◆ **Written instruction**
Pick out the lines below that contain the string "Func" and copy them all.

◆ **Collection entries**
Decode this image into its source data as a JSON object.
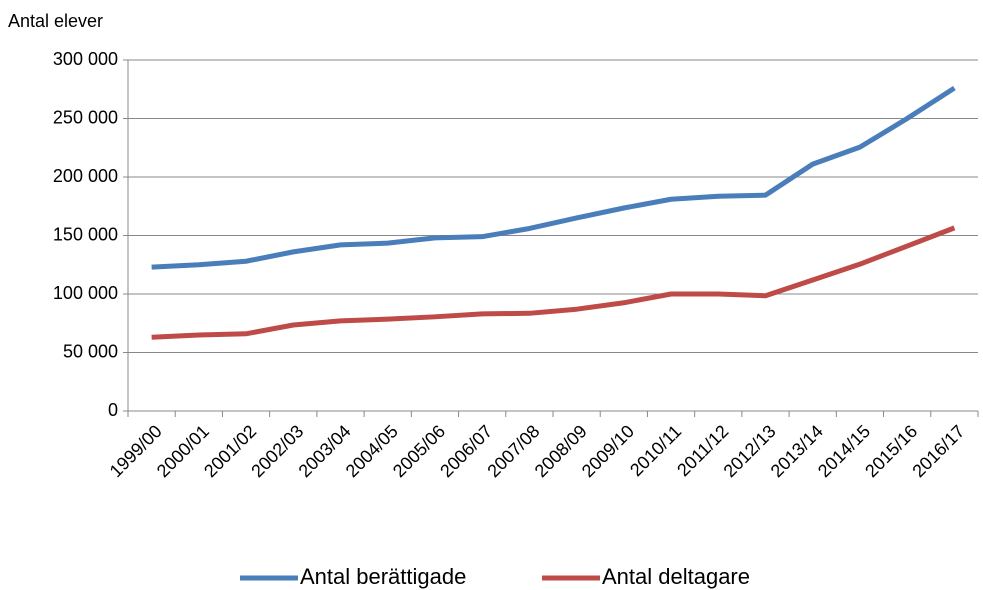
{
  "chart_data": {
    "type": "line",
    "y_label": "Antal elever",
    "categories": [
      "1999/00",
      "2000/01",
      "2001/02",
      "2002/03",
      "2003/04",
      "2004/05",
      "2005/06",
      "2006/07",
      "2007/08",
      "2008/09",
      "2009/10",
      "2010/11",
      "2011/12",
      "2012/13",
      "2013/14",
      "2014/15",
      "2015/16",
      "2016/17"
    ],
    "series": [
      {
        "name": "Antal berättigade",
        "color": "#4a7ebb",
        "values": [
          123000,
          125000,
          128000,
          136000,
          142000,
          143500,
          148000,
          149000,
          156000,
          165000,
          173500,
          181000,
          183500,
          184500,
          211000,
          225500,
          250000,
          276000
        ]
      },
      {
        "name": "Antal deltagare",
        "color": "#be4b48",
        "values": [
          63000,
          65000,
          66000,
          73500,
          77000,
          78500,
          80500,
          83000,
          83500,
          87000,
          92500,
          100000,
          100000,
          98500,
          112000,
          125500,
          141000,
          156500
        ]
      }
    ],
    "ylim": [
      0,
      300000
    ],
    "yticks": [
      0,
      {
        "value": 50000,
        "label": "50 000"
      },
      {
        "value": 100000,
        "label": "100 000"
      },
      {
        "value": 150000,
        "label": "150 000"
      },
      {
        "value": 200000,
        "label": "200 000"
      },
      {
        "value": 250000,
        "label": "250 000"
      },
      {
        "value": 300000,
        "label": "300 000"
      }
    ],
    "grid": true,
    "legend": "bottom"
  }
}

...

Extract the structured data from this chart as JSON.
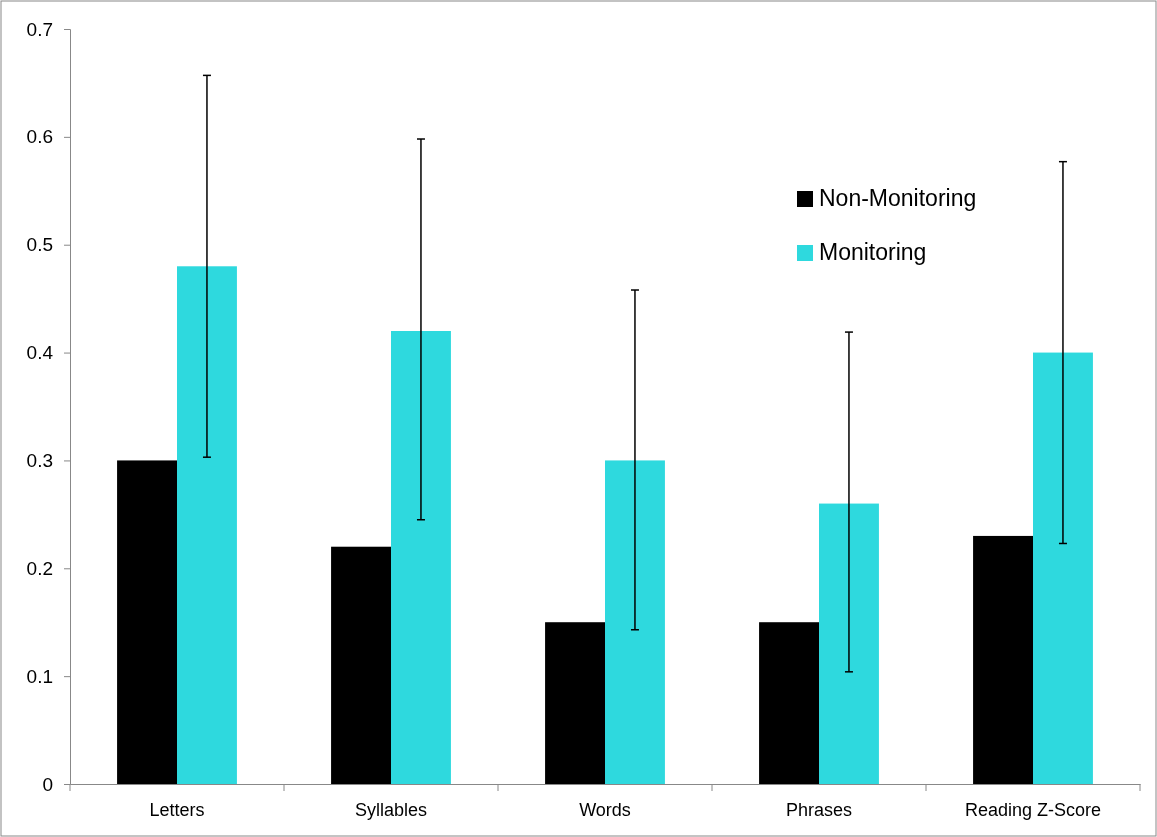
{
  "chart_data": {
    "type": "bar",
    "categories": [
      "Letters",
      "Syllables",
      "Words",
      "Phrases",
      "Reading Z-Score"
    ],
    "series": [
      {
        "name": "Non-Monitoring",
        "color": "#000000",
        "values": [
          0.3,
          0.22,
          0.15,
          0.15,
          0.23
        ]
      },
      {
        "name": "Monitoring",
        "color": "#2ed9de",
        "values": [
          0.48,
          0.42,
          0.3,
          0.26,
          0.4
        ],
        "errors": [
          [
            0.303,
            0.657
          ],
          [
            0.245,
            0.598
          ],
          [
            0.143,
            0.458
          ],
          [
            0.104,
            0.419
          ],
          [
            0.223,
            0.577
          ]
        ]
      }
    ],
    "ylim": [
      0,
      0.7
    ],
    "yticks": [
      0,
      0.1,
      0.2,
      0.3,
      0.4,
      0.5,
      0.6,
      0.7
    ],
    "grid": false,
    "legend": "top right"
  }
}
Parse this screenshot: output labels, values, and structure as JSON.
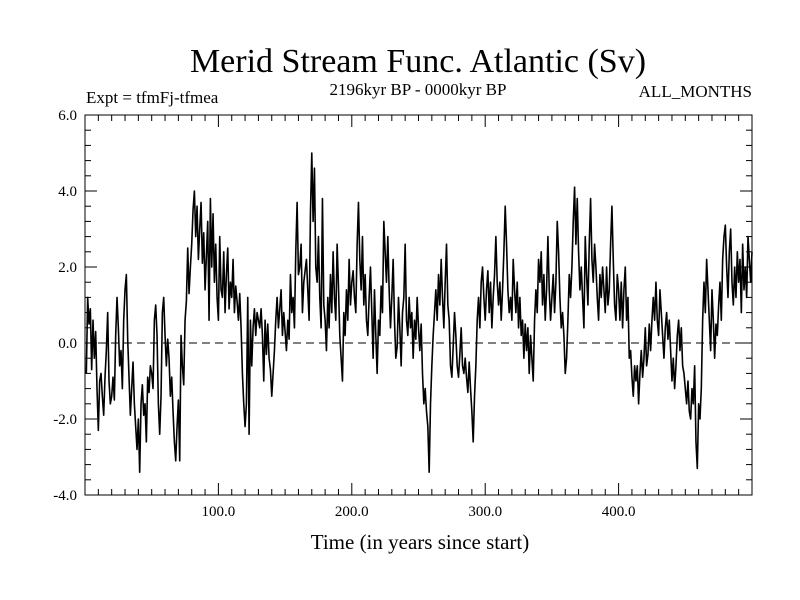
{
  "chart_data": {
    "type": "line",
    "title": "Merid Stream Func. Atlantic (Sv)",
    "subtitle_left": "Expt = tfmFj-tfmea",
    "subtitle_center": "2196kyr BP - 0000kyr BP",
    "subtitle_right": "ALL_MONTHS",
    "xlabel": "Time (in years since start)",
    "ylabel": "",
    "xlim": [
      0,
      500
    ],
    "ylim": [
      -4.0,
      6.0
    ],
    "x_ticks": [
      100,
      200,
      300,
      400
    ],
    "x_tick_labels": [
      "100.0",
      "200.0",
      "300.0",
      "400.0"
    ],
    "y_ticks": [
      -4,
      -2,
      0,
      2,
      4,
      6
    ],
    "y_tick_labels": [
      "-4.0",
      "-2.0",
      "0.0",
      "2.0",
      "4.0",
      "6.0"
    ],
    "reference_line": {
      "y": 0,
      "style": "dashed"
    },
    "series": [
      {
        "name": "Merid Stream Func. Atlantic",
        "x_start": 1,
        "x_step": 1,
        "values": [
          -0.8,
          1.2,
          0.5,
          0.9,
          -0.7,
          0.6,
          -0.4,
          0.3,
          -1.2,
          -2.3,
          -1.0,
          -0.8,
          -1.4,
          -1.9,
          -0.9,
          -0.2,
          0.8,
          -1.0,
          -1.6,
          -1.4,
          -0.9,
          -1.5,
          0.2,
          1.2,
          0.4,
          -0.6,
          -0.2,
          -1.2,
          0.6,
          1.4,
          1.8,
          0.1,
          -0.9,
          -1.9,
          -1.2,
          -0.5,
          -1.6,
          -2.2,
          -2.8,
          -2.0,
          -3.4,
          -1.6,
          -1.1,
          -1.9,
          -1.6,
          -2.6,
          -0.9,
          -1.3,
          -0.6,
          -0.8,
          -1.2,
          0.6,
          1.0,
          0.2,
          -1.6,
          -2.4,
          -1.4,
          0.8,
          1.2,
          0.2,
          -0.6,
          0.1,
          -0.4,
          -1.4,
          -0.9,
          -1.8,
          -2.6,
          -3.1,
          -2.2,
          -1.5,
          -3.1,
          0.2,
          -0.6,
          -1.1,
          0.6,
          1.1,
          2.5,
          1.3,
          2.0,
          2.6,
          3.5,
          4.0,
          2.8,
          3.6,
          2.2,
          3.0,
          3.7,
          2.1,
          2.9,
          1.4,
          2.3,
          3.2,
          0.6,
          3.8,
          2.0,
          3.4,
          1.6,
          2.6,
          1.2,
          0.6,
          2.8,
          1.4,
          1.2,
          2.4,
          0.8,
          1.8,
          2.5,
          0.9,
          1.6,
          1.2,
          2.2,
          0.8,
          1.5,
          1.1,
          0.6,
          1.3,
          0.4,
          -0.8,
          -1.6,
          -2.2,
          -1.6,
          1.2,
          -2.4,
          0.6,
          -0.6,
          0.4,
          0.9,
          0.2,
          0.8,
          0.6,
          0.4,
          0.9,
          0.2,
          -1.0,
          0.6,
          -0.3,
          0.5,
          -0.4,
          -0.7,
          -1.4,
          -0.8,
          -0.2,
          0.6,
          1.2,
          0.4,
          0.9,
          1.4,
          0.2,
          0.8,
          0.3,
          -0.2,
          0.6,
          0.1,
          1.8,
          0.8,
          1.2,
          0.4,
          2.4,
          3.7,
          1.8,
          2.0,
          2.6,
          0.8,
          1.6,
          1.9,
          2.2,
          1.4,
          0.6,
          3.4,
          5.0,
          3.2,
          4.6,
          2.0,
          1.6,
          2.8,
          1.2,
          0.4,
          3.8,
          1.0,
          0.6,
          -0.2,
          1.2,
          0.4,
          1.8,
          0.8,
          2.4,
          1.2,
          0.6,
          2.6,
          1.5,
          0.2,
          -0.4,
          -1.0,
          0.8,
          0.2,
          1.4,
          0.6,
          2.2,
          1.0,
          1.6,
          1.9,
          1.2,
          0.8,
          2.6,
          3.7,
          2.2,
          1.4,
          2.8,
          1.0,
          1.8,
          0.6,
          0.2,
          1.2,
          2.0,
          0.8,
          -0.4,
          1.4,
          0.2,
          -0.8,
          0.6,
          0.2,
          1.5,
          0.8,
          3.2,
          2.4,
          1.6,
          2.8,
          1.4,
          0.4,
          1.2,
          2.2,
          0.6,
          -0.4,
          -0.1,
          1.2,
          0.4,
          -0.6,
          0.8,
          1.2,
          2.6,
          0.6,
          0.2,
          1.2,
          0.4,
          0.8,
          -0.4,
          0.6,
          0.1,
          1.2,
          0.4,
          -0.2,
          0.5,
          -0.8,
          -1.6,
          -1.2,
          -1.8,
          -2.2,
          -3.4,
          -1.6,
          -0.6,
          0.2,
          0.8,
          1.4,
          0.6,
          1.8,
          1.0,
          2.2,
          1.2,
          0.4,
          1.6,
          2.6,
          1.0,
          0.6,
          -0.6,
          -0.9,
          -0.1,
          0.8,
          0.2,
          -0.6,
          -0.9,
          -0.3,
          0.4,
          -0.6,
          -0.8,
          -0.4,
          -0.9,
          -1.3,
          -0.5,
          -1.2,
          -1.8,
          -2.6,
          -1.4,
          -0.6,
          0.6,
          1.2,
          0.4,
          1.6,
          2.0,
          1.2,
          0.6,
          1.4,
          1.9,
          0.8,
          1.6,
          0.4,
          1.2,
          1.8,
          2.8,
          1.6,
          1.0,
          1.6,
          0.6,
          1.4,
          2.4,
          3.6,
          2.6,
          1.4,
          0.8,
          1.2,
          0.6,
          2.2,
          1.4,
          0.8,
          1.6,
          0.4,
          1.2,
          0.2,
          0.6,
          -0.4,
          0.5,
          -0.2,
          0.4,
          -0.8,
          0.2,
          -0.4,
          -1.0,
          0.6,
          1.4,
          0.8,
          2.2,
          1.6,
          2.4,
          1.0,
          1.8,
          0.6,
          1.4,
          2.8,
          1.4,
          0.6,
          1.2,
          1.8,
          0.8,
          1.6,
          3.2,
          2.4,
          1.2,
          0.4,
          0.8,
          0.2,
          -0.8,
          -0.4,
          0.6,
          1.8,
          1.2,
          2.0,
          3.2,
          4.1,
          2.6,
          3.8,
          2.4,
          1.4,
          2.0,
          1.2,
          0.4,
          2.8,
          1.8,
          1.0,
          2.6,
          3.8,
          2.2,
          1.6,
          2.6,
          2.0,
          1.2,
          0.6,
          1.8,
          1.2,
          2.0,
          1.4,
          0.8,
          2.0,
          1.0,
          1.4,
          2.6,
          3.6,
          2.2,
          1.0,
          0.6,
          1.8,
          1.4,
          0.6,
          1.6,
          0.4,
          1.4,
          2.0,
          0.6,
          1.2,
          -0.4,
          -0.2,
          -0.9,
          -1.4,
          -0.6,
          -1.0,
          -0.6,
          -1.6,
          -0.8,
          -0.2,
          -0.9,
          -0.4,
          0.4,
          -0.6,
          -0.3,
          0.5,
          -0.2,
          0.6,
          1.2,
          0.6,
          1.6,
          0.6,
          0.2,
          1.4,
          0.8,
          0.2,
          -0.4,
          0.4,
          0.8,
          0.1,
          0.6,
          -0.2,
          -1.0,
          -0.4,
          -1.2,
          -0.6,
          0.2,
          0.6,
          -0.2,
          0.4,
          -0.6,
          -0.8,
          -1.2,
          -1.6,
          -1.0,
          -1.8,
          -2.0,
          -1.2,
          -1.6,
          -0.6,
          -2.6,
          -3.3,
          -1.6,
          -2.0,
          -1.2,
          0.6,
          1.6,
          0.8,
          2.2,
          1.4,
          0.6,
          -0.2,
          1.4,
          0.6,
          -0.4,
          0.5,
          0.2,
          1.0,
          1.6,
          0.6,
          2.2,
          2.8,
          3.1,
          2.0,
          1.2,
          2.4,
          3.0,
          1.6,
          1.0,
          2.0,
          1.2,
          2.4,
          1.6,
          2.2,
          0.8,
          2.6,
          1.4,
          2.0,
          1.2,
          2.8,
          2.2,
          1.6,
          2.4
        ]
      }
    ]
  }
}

◆ **Reply**
    "title": "Merid Stream Func. Atlantic (Sv)",
        "name": "Merid Stream Func. Atlantic",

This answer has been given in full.